#### Direction:
Render the listing from the line with "Find all labels, buttons, inputs, and" up to and including the line with "scatter-point — [476, 451, 494, 469]" as a Markdown table with the columns Row and Listing line. Skip blank lines and leave the pictures out.

#### Data lines:
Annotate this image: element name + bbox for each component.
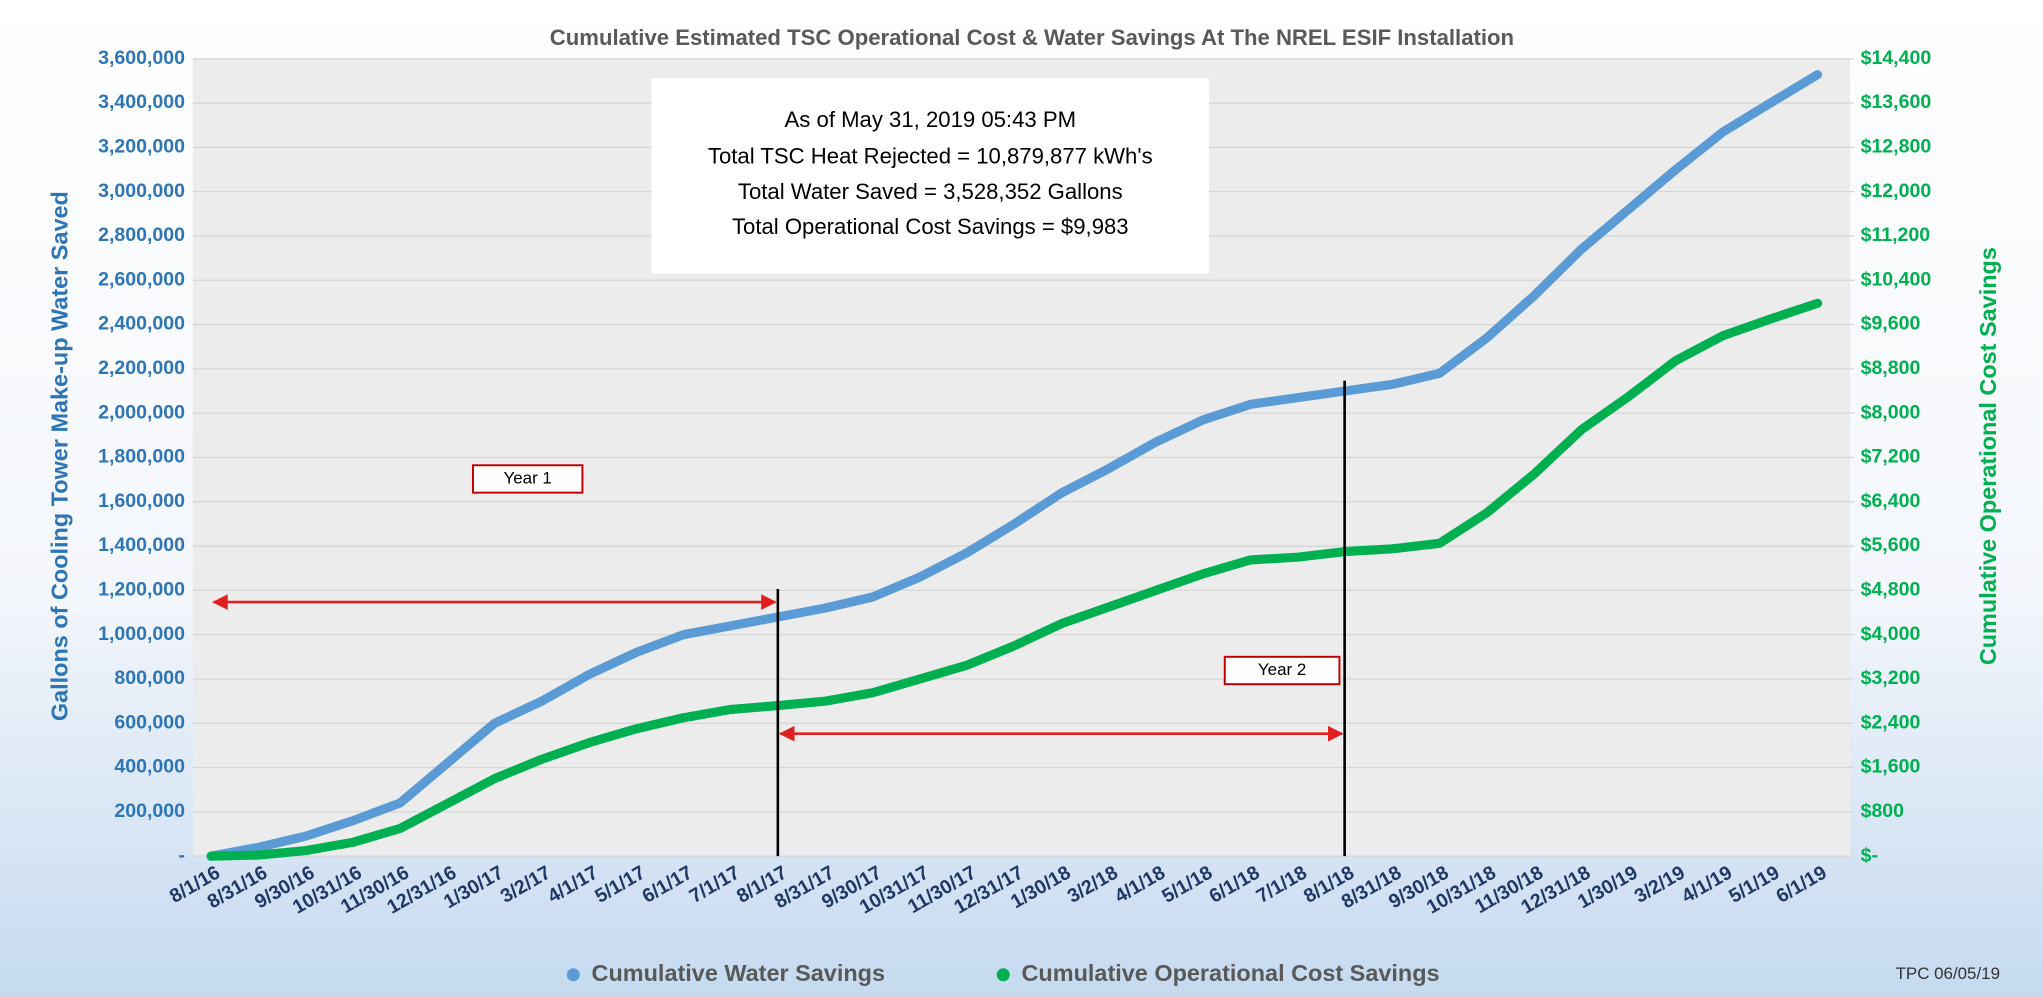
==
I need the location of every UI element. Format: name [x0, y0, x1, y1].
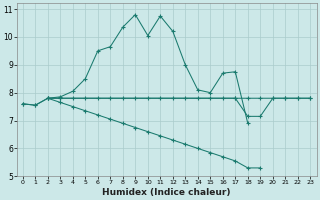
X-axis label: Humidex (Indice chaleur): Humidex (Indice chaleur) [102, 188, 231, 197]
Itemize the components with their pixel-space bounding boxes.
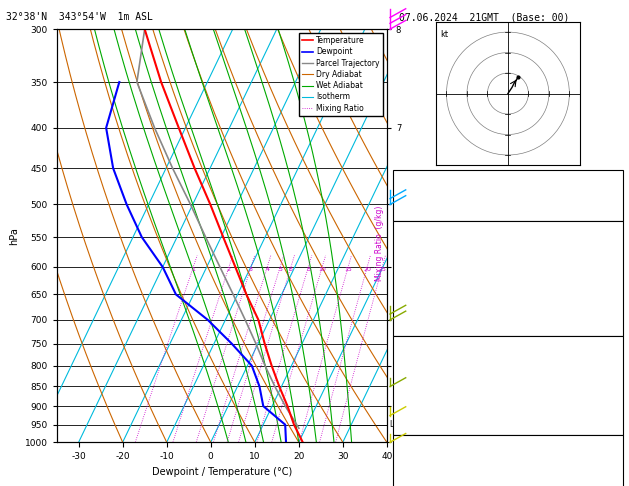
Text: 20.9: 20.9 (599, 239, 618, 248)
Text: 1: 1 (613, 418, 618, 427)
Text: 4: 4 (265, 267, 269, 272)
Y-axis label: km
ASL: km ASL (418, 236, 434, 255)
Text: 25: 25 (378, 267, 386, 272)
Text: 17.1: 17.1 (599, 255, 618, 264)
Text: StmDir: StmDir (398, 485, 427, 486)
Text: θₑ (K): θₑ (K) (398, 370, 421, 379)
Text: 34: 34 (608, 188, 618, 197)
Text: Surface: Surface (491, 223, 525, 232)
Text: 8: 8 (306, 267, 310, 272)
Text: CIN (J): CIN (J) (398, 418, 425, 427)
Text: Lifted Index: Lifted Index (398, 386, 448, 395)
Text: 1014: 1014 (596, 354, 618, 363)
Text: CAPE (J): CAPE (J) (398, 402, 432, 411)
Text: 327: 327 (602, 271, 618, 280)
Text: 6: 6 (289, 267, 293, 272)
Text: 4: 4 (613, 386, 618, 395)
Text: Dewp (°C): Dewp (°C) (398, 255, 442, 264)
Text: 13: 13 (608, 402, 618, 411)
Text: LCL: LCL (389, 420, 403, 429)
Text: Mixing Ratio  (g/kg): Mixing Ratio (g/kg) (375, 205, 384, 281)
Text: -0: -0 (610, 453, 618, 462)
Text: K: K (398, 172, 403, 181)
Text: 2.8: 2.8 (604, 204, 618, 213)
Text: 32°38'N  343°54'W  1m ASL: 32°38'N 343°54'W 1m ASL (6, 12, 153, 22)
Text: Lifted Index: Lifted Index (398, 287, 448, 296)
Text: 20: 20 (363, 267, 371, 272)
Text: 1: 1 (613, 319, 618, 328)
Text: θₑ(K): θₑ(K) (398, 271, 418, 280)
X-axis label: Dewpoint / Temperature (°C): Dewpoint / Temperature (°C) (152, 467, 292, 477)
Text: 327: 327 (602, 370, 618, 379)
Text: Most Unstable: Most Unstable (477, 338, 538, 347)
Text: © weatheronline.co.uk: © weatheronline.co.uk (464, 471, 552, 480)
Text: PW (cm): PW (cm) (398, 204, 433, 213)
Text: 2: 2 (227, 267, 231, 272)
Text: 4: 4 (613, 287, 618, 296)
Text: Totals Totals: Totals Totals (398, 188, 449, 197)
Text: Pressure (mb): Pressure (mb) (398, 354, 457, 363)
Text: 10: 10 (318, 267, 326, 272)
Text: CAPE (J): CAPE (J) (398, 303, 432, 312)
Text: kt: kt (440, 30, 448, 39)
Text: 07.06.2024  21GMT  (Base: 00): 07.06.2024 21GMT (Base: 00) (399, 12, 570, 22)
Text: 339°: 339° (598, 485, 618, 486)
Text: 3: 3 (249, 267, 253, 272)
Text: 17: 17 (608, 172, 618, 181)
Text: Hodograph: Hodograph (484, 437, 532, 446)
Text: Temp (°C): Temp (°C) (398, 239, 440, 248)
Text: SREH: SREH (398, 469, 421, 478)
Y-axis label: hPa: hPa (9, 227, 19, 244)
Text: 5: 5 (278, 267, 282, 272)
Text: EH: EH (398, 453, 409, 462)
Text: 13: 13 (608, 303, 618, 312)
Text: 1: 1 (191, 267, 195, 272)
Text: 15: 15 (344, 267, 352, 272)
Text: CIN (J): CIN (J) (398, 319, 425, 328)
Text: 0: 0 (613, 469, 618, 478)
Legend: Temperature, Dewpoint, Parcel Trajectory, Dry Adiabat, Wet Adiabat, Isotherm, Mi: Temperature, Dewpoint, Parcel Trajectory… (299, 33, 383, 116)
--
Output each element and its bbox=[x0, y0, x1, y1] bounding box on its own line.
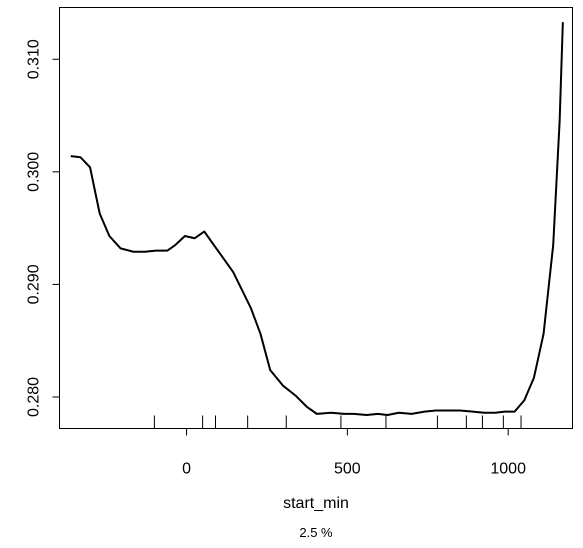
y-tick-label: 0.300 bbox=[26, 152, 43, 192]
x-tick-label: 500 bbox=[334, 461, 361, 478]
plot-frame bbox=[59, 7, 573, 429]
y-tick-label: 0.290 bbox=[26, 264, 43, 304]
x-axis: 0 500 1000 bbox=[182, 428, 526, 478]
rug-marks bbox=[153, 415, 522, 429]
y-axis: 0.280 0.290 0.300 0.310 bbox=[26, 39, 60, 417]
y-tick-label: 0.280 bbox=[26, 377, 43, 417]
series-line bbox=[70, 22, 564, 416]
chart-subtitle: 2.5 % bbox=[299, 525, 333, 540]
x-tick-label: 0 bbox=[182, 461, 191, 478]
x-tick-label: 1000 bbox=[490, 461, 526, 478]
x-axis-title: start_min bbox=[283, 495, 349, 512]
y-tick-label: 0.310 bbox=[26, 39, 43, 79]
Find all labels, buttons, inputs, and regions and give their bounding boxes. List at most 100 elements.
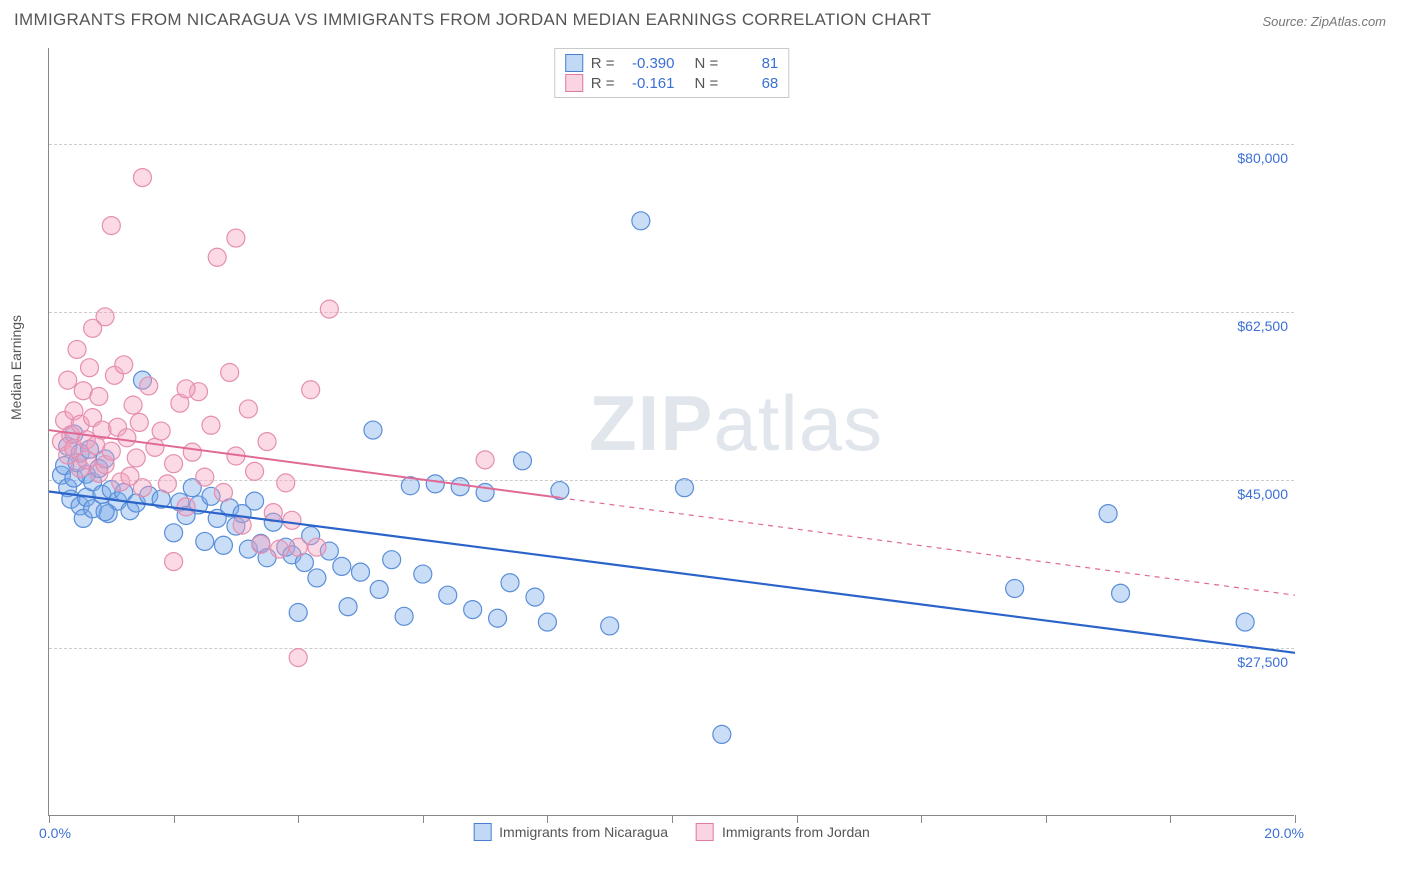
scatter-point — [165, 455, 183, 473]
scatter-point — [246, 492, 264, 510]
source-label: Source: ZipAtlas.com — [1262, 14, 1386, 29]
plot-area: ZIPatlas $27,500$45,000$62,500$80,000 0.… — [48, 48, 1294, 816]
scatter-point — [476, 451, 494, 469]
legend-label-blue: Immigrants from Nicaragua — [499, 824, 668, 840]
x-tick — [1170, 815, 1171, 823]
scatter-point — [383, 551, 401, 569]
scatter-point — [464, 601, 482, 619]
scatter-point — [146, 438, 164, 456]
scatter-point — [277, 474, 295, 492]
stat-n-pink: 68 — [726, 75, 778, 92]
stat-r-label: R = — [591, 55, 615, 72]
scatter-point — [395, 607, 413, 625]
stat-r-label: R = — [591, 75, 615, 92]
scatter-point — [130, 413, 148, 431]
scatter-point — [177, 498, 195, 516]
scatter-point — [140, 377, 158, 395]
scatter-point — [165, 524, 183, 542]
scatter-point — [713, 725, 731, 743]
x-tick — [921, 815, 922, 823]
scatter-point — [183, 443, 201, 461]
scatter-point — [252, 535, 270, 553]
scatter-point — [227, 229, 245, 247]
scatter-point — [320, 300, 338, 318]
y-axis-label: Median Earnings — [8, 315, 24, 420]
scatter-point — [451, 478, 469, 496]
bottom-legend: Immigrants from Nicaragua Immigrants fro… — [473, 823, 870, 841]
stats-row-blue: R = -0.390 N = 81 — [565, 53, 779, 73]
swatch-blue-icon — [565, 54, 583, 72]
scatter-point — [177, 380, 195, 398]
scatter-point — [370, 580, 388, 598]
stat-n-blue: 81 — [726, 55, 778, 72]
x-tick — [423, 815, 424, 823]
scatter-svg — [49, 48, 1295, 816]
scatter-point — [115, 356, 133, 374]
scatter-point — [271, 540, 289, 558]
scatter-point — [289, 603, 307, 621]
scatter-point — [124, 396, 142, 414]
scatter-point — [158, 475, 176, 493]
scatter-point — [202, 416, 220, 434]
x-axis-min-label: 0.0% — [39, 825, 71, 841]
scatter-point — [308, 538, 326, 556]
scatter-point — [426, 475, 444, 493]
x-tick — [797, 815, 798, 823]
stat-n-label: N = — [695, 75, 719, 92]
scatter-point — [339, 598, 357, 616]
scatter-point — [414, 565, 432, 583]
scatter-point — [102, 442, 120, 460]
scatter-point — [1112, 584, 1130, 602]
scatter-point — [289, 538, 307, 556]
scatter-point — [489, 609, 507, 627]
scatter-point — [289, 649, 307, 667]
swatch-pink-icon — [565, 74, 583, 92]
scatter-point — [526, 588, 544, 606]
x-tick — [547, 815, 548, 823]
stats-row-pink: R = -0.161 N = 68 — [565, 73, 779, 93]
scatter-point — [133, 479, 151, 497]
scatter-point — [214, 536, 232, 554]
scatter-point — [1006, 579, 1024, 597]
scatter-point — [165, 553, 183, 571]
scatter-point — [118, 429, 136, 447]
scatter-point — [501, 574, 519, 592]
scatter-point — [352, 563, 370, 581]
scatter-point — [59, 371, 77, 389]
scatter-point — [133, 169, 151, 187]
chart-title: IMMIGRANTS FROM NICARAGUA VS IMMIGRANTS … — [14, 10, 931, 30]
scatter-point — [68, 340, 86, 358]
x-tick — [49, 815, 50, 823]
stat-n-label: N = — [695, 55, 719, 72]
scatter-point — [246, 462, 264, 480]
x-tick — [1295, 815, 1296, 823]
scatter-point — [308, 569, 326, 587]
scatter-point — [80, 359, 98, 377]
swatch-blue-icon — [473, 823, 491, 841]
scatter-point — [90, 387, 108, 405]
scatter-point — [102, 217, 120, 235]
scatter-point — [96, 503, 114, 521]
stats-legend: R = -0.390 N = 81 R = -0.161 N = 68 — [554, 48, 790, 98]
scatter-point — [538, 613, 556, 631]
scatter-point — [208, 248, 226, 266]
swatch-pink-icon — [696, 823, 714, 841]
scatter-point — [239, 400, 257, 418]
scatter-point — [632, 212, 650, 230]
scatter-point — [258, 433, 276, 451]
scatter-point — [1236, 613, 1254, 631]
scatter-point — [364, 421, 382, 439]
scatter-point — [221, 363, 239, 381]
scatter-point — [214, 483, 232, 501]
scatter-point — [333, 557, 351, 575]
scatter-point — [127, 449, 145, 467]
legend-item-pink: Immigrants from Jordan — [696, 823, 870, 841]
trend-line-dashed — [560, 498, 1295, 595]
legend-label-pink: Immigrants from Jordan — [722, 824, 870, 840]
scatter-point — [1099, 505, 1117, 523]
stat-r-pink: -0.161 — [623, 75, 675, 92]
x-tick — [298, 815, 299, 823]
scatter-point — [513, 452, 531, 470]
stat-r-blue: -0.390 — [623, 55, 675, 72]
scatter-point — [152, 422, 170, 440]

#### Result of this exercise:
| Row | Listing line |
|---|---|
| 1 | Find all labels, buttons, inputs, and regions and give their bounding boxes. List at most 100 elements. |
| 2 | scatter-point — [165, 455, 183, 473] |
| 3 | scatter-point — [246, 492, 264, 510] |
| 4 | source-label: Source: ZipAtlas.com — [1262, 14, 1386, 29] |
| 5 | plot-area: ZIPatlas $27,500$45,000$62,500$80,000 0.… — [48, 48, 1294, 816] |
| 6 | scatter-point — [476, 451, 494, 469] |